● **What is needed**:
Each line of the data that includes the string "icon" is to be copied out.

● **Rows**:
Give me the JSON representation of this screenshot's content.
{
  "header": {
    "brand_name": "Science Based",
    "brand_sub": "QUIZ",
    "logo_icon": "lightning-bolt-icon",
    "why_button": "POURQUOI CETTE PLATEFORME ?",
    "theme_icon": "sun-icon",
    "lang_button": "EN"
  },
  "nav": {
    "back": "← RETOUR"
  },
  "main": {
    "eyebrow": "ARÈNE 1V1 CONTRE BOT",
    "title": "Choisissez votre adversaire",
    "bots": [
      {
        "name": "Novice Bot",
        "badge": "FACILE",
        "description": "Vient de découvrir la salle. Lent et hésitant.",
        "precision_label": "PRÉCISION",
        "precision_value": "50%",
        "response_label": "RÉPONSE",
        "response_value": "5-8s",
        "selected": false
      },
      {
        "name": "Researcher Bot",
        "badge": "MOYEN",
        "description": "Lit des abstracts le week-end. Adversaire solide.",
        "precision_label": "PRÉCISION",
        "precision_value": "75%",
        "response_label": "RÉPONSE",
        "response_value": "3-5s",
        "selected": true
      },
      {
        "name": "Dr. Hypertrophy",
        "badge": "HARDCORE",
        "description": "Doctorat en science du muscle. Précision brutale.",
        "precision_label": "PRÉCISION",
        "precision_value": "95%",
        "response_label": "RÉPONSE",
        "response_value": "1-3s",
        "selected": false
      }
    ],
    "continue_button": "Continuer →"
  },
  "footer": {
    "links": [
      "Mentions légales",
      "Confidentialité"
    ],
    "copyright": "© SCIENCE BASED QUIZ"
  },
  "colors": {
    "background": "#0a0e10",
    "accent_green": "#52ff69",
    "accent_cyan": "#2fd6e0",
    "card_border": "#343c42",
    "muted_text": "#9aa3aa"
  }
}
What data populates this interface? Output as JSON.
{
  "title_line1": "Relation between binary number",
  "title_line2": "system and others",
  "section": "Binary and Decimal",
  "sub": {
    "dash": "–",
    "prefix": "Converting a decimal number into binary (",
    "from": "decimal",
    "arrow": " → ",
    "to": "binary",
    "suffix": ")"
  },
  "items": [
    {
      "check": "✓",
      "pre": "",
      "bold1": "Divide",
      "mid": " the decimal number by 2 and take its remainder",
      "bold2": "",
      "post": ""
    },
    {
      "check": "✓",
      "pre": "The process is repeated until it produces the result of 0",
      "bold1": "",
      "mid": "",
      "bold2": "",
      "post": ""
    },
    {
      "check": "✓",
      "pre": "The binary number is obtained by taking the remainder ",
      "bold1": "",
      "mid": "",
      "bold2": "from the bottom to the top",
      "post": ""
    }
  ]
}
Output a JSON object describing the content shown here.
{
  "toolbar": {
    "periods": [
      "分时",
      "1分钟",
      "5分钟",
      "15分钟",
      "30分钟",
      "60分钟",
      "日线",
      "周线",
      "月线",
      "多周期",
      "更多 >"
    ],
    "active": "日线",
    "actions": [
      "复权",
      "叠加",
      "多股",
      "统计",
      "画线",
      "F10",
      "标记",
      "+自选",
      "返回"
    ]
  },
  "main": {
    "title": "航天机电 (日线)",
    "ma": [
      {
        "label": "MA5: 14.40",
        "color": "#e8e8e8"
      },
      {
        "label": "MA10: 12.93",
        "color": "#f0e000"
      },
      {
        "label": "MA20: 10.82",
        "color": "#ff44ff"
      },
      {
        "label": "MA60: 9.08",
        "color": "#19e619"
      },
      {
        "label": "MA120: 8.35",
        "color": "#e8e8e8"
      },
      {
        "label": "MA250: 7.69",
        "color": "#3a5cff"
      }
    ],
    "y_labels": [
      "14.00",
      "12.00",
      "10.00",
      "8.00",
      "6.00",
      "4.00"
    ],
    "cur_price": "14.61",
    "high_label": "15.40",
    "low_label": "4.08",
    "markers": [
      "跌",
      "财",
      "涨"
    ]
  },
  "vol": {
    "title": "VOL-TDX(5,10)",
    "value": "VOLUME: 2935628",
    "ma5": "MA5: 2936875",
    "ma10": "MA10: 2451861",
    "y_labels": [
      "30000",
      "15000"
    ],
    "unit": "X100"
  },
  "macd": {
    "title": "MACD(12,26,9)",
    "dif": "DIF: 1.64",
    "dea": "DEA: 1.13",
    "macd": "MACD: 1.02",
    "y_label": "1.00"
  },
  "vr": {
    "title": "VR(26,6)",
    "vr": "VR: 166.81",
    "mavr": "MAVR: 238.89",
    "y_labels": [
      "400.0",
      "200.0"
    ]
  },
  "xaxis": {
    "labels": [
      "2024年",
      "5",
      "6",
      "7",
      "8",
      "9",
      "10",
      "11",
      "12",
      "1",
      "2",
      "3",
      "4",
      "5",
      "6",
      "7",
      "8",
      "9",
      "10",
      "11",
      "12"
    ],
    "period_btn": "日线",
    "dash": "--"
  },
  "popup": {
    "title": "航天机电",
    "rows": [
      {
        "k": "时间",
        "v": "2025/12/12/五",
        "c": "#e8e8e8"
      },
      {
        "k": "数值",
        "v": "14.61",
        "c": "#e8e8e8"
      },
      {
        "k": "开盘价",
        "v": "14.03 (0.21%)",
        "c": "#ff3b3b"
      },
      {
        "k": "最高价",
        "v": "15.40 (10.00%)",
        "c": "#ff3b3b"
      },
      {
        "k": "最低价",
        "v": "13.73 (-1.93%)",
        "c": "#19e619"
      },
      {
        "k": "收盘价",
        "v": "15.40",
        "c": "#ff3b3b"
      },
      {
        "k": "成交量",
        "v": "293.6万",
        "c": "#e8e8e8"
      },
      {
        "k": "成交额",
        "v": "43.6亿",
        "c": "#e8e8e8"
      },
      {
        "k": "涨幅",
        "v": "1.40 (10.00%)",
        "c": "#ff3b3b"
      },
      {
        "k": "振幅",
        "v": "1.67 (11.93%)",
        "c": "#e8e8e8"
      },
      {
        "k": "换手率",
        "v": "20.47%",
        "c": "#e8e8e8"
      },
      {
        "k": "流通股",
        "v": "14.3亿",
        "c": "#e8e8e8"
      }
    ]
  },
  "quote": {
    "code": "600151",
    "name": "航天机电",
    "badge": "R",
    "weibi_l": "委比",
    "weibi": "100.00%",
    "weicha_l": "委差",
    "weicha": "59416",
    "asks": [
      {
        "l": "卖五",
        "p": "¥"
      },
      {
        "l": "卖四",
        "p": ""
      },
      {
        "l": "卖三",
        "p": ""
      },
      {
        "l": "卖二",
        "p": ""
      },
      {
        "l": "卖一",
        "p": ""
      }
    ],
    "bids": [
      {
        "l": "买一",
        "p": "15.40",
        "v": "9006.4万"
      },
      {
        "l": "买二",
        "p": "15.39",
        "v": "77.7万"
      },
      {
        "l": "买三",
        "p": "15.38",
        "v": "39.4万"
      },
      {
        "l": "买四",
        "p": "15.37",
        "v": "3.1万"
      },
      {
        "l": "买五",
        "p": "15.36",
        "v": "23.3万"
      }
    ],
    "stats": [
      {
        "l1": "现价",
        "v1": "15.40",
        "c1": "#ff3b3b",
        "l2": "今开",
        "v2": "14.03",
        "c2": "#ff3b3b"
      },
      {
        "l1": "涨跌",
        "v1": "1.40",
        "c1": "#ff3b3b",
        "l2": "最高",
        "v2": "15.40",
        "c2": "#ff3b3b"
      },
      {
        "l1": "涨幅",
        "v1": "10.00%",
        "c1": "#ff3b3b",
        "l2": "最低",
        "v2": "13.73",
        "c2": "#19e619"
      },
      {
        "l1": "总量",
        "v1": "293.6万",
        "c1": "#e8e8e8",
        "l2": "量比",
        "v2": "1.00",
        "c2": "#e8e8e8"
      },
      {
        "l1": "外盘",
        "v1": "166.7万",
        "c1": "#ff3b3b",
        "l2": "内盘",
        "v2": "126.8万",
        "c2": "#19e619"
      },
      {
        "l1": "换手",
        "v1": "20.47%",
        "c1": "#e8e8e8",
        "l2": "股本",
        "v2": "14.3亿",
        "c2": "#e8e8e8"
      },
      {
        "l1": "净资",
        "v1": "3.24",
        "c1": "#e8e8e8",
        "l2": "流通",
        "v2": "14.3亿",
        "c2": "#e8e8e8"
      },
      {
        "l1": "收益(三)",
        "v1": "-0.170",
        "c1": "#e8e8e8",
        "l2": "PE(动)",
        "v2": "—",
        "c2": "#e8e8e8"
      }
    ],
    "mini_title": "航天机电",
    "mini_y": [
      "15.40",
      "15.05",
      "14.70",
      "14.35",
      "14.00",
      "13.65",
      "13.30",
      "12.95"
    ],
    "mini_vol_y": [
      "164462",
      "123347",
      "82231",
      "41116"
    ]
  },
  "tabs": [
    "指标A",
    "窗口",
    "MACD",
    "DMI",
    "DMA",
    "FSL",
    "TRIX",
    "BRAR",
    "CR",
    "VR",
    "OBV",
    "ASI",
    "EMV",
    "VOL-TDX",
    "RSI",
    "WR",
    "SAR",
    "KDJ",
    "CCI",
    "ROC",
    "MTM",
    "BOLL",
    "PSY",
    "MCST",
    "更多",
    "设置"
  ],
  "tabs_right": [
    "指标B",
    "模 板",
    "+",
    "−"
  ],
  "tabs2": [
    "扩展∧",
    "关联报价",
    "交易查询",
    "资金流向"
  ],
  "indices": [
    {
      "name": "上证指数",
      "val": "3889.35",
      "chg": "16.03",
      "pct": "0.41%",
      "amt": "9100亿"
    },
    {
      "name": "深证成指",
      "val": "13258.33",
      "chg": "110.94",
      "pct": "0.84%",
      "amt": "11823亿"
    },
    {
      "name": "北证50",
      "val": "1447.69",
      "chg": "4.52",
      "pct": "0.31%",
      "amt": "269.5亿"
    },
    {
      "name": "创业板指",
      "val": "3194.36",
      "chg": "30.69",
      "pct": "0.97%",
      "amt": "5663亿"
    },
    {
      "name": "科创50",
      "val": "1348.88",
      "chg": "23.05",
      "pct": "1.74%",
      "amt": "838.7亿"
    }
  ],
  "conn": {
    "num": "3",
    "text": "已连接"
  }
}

● **Solution to this problem**:
    "logo_icon": "lightning-bolt-icon",
    "theme_icon": "sun-icon",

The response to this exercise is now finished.